**Records provided:**
start
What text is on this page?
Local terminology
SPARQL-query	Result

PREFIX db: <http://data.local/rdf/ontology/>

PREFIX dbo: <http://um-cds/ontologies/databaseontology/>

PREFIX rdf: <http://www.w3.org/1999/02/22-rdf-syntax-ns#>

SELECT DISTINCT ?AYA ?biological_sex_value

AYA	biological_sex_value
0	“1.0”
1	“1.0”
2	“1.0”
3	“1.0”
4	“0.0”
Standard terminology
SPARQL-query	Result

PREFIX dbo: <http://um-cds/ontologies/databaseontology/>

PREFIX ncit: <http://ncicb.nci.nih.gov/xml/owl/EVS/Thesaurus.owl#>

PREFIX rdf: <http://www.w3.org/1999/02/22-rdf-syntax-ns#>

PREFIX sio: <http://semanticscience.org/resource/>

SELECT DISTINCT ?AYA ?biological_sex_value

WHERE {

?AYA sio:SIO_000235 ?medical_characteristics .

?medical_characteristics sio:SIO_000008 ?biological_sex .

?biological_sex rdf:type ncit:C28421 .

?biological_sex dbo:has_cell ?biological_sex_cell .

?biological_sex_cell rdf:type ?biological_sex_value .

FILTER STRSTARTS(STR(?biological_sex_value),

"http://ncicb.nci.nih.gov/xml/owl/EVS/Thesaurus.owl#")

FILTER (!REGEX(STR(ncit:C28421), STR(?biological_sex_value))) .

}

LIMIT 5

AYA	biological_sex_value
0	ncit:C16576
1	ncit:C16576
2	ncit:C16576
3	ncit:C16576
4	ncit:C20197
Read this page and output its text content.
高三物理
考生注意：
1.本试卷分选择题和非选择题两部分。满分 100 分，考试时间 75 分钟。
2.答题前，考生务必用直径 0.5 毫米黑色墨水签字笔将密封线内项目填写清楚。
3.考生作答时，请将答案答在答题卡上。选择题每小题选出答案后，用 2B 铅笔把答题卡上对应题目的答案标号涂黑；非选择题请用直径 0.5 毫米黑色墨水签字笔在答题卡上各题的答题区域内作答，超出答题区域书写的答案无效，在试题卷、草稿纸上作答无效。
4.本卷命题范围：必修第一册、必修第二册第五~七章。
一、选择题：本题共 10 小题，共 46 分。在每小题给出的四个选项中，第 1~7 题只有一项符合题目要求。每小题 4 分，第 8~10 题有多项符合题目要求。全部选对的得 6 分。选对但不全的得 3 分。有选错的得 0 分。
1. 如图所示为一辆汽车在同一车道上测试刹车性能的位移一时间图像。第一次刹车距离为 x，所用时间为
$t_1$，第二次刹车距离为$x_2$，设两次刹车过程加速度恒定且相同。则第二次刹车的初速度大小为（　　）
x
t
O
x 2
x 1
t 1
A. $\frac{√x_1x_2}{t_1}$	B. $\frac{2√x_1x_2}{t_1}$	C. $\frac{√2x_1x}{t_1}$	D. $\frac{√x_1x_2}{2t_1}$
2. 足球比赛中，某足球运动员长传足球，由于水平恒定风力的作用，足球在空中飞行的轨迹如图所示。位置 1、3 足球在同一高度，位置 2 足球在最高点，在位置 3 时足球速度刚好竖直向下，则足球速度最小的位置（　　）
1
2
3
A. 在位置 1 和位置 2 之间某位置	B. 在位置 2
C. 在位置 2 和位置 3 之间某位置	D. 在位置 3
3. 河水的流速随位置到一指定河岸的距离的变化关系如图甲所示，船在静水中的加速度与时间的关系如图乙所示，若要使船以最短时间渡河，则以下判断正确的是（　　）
end
Retype the records above exactly.

**Result of the exercise:**
What text is on this page?
Local terminology
SPARQL-query	Result

PREFIX db: <http://data.local/rdf/ontology/>

PREFIX dbo: <http://um-cds/ontologies/databaseontology/>

PREFIX rdf: <http://www.w3.org/1999/02/22-rdf-syntax-ns#>

SELECT DISTINCT ?AYA ?biological_sex_value

AYA	biological_sex_value
0	“1.0”
1	“1.0”
2	“1.0”
3	“1.0”
4	“0.0”
Standard terminology
SPARQL-query	Result

PREFIX dbo: <http://um-cds/ontologies/databaseontology/>

PREFIX ncit: <http://ncicb.nci.nih.gov/xml/owl/EVS/Thesaurus.owl#>

PREFIX rdf: <http://www.w3.org/1999/02/22-rdf-syntax-ns#>

PREFIX sio: <http://semanticscience.org/resource/>

SELECT DISTINCT ?AYA ?biological_sex_value

WHERE {

?AYA sio:SIO_000235 ?medical_characteristics .

?medical_characteristics sio:SIO_000008 ?biological_sex .

?biological_sex rdf:type ncit:C28421 .

?biological_sex dbo:has_cell ?biological_sex_cell .

?biological_sex_cell rdf:type ?biological_sex_value .

FILTER STRSTARTS(STR(?biological_sex_value),

"http://ncicb.nci.nih.gov/xml/owl/EVS/Thesaurus.owl#")

FILTER (!REGEX(STR(ncit:C28421), STR(?biological_sex_value))) .

}

LIMIT 5

AYA	biological_sex_value
0	ncit:C16576
1	ncit:C16576
2	ncit:C16576
3	ncit:C16576
4	ncit:C20197
Read this page and output its text content.
高三物理
考生注意：
1.本试卷分选择题和非选择题两部分。满分 100 分，考试时间 75 分钟。
2.答题前，考生务必用直径 0.5 毫米黑色墨水签字笔将密封线内项目填写清楚。
3.考生作答时，请将答案答在答题卡上。选择题每小题选出答案后，用 2B 铅笔把答题卡上对应题目的答案标号涂黑；非选择题请用直径 0.5 毫米黑色墨水签字笔在答题卡上各题的答题区域内作答，超出答题区域书写的答案无效，在试题卷、草稿纸上作答无效。
4.本卷命题范围：必修第一册、必修第二册第五~七章。
一、选择题：本题共 10 小题，共 46 分。在每小题给出的四个选项中，第 1~7 题只有一项符合题目要求。每小题 4 分，第 8~10 题有多项符合题目要求。全部选对的得 6 分。选对但不全的得 3 分。有选错的得 0 分。
1. 如图所示为一辆汽车在同一车道上测试刹车性能的位移一时间图像。第一次刹车距离为 x，所用时间为
$t_1$，第二次刹车距离为$x_2$，设两次刹车过程加速度恒定且相同。则第二次刹车的初速度大小为（　　）
x
t
O
x 2
x 1
t 1
A. $\frac{√x_1x_2}{t_1}$	B. $\frac{2√x_1x_2}{t_1}$	C. $\frac{√2x_1x}{t_1}$	D. $\frac{√x_1x_2}{2t_1}$
2. 足球比赛中，某足球运动员长传足球，由于水平恒定风力的作用，足球在空中飞行的轨迹如图所示。位置 1、3 足球在同一高度，位置 2 足球在最高点，在位置 3 时足球速度刚好竖直向下，则足球速度最小的位置（　　）
1
2
3
A. 在位置 1 和位置 2 之间某位置	B. 在位置 2
C. 在位置 2 和位置 3 之间某位置	D. 在位置 3
3. 河水的流速随位置到一指定河岸的距离的变化关系如图甲所示，船在静水中的加速度与时间的关系如图乙所示，若要使船以最短时间渡河，则以下判断正确的是（　　）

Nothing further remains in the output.